▸ **Data for processing**
+--

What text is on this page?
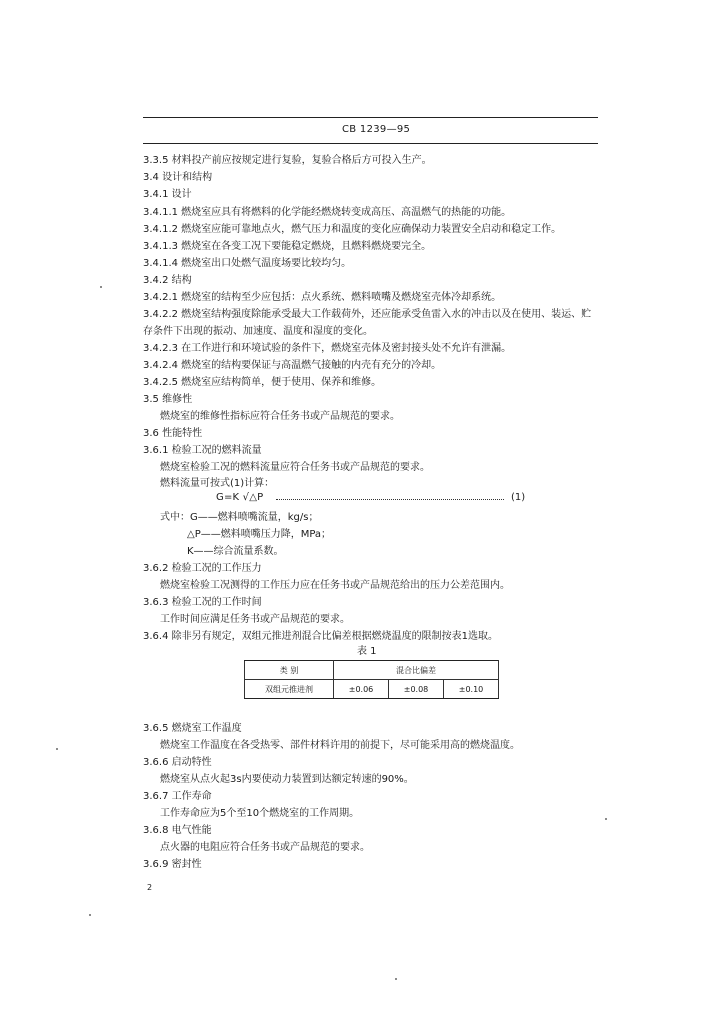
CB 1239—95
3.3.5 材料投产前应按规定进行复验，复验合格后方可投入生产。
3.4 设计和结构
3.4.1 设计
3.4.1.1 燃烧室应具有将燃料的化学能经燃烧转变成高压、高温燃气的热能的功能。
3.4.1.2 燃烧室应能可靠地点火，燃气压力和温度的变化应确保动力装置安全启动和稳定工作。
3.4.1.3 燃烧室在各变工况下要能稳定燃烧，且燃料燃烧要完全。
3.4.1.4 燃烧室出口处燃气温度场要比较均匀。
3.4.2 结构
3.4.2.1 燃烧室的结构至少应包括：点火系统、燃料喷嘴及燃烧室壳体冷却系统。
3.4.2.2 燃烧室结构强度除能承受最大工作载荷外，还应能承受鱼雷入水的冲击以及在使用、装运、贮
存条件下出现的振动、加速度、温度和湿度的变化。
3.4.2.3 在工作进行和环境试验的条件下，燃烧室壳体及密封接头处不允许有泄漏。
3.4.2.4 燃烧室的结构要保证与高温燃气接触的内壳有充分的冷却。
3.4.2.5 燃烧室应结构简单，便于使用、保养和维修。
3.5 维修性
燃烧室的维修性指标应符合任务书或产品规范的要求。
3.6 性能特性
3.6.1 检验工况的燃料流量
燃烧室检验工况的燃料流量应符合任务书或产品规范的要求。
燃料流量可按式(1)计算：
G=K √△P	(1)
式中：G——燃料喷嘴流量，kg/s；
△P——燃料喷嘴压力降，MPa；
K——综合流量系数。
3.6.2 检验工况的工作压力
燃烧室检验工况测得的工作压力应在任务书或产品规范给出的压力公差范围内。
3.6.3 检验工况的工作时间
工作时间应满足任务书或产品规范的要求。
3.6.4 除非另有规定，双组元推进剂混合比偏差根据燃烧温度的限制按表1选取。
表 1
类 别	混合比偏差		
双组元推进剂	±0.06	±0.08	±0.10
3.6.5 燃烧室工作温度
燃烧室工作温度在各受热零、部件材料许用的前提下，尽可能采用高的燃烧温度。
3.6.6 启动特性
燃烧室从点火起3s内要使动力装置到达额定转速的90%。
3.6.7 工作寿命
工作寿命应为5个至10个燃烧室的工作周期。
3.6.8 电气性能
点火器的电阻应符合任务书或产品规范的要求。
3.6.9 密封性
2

+--

▸ **Task to complete**
Output the lines above in full and exactly as given, omitting any pictures.

▸ **Task answer**
What text is on this page?
CB 1239—95
3.3.5 材料投产前应按规定进行复验，复验合格后方可投入生产。
3.4 设计和结构
3.4.1 设计
3.4.1.1 燃烧室应具有将燃料的化学能经燃烧转变成高压、高温燃气的热能的功能。
3.4.1.2 燃烧室应能可靠地点火，燃气压力和温度的变化应确保动力装置安全启动和稳定工作。
3.4.1.3 燃烧室在各变工况下要能稳定燃烧，且燃料燃烧要完全。
3.4.1.4 燃烧室出口处燃气温度场要比较均匀。
3.4.2 结构
3.4.2.1 燃烧室的结构至少应包括：点火系统、燃料喷嘴及燃烧室壳体冷却系统。
3.4.2.2 燃烧室结构强度除能承受最大工作载荷外，还应能承受鱼雷入水的冲击以及在使用、装运、贮
存条件下出现的振动、加速度、温度和湿度的变化。
3.4.2.3 在工作进行和环境试验的条件下，燃烧室壳体及密封接头处不允许有泄漏。
3.4.2.4 燃烧室的结构要保证与高温燃气接触的内壳有充分的冷却。
3.4.2.5 燃烧室应结构简单，便于使用、保养和维修。
3.5 维修性
燃烧室的维修性指标应符合任务书或产品规范的要求。
3.6 性能特性
3.6.1 检验工况的燃料流量
燃烧室检验工况的燃料流量应符合任务书或产品规范的要求。
燃料流量可按式(1)计算：
G=K √△P	(1)
式中：G——燃料喷嘴流量，kg/s；
△P——燃料喷嘴压力降，MPa；
K——综合流量系数。
3.6.2 检验工况的工作压力
燃烧室检验工况测得的工作压力应在任务书或产品规范给出的压力公差范围内。
3.6.3 检验工况的工作时间
工作时间应满足任务书或产品规范的要求。
3.6.4 除非另有规定，双组元推进剂混合比偏差根据燃烧温度的限制按表1选取。
表 1
类 别	混合比偏差		
双组元推进剂	±0.06	±0.08	±0.10
3.6.5 燃烧室工作温度
燃烧室工作温度在各受热零、部件材料许用的前提下，尽可能采用高的燃烧温度。
3.6.6 启动特性
燃烧室从点火起3s内要使动力装置到达额定转速的90%。
3.6.7 工作寿命
工作寿命应为5个至10个燃烧室的工作周期。
3.6.8 电气性能
点火器的电阻应符合任务书或产品规范的要求。
3.6.9 密封性
2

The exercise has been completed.